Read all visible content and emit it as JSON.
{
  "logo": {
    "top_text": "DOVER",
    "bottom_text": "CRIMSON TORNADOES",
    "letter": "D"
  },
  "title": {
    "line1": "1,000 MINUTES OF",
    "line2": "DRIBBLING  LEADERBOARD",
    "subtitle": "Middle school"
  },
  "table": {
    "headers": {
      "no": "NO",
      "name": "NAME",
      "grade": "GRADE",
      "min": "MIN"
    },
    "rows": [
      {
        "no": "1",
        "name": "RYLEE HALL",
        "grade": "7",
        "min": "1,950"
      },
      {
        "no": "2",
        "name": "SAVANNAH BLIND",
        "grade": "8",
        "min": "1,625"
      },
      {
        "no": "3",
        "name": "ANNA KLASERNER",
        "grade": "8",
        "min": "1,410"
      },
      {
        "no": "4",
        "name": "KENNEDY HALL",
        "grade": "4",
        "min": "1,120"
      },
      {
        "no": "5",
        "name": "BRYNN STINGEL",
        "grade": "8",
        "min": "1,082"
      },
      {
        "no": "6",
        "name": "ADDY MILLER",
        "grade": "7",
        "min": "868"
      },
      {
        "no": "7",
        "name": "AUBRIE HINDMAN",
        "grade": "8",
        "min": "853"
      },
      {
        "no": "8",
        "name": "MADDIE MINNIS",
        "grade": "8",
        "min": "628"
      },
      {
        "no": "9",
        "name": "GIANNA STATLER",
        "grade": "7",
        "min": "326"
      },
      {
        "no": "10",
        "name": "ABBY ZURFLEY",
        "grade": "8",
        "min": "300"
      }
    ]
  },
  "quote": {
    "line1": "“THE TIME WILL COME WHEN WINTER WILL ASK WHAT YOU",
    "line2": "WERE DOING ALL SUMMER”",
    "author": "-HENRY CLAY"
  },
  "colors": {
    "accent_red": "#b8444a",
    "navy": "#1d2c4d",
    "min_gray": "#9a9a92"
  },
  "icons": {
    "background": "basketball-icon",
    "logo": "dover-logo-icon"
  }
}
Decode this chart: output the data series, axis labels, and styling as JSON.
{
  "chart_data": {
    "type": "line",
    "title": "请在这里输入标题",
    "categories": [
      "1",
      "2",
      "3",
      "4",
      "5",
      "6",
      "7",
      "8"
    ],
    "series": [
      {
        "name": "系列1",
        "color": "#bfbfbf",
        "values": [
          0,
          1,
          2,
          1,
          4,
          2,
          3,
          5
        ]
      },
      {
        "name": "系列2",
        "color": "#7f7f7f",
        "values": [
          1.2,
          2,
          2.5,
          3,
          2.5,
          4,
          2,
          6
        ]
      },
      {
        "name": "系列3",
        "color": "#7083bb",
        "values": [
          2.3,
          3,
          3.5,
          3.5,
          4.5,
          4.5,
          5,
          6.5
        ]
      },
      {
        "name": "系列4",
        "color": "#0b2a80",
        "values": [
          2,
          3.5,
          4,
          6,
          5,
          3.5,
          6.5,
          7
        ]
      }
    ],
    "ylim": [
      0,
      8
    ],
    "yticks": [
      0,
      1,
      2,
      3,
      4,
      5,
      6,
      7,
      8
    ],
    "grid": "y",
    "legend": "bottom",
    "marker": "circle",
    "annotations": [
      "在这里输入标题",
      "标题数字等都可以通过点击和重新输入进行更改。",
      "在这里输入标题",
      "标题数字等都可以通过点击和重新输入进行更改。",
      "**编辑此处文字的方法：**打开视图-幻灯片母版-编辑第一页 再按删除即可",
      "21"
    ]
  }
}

Your goal: The records above need to be transcribed in full. Keep every character unchanged.

Response to the exercise:
Read all visible content and emit it as JSON.
{
  "logo": {
    "top_text": "DOVER",
    "bottom_text": "CRIMSON TORNADOES",
    "letter": "D"
  },
  "title": {
    "line1": "1,000 MINUTES OF",
    "line2": "DRIBBLING  LEADERBOARD",
    "subtitle": "Middle school"
  },
  "table": {
    "headers": {
      "no": "NO",
      "name": "NAME",
      "grade": "GRADE",
      "min": "MIN"
    },
    "rows": [
      {
        "no": "1",
        "name": "RYLEE HALL",
        "grade": "7",
        "min": "1,950"
      },
      {
        "no": "2",
        "name": "SAVANNAH BLIND",
        "grade": "8",
        "min": "1,625"
      },
      {
        "no": "3",
        "name": "ANNA KLASERNER",
        "grade": "8",
        "min": "1,410"
      },
      {
        "no": "4",
        "name": "KENNEDY HALL",
        "grade": "4",
        "min": "1,120"
      },
      {
        "no": "5",
        "name": "BRYNN STINGEL",
        "grade": "8",
        "min": "1,082"
      },
      {
        "no": "6",
        "name": "ADDY MILLER",
        "grade": "7",
        "min": "868"
      },
      {
        "no": "7",
        "name": "AUBRIE HINDMAN",
        "grade": "8",
        "min": "853"
      },
      {
        "no": "8",
        "name": "MADDIE MINNIS",
        "grade": "8",
        "min": "628"
      },
      {
        "no": "9",
        "name": "GIANNA STATLER",
        "grade": "7",
        "min": "326"
      },
      {
        "no": "10",
        "name": "ABBY ZURFLEY",
        "grade": "8",
        "min": "300"
      }
    ]
  },
  "quote": {
    "line1": "“THE TIME WILL COME WHEN WINTER WILL ASK WHAT YOU",
    "line2": "WERE DOING ALL SUMMER”",
    "author": "-HENRY CLAY"
  },
  "colors": {
    "accent_red": "#b8444a",
    "navy": "#1d2c4d",
    "min_gray": "#9a9a92"
  },
  "icons": {
    "background": "basketball-icon",
    "logo": "dover-logo-icon"
  }
}
Decode this chart: output the data series, axis labels, and styling as JSON.
{
  "chart_data": {
    "type": "line",
    "title": "请在这里输入标题",
    "categories": [
      "1",
      "2",
      "3",
      "4",
      "5",
      "6",
      "7",
      "8"
    ],
    "series": [
      {
        "name": "系列1",
        "color": "#bfbfbf",
        "values": [
          0,
          1,
          2,
          1,
          4,
          2,
          3,
          5
        ]
      },
      {
        "name": "系列2",
        "color": "#7f7f7f",
        "values": [
          1.2,
          2,
          2.5,
          3,
          2.5,
          4,
          2,
          6
        ]
      },
      {
        "name": "系列3",
        "color": "#7083bb",
        "values": [
          2.3,
          3,
          3.5,
          3.5,
          4.5,
          4.5,
          5,
          6.5
        ]
      },
      {
        "name": "系列4",
        "color": "#0b2a80",
        "values": [
          2,
          3.5,
          4,
          6,
          5,
          3.5,
          6.5,
          7
        ]
      }
    ],
    "ylim": [
      0,
      8
    ],
    "yticks": [
      0,
      1,
      2,
      3,
      4,
      5,
      6,
      7,
      8
    ],
    "grid": "y",
    "legend": "bottom",
    "marker": "circle",
    "annotations": [
      "在这里输入标题",
      "标题数字等都可以通过点击和重新输入进行更改。",
      "在这里输入标题",
      "标题数字等都可以通过点击和重新输入进行更改。",
      "**编辑此处文字的方法：**打开视图-幻灯片母版-编辑第一页 再按删除即可",
      "21"
    ]
  }
}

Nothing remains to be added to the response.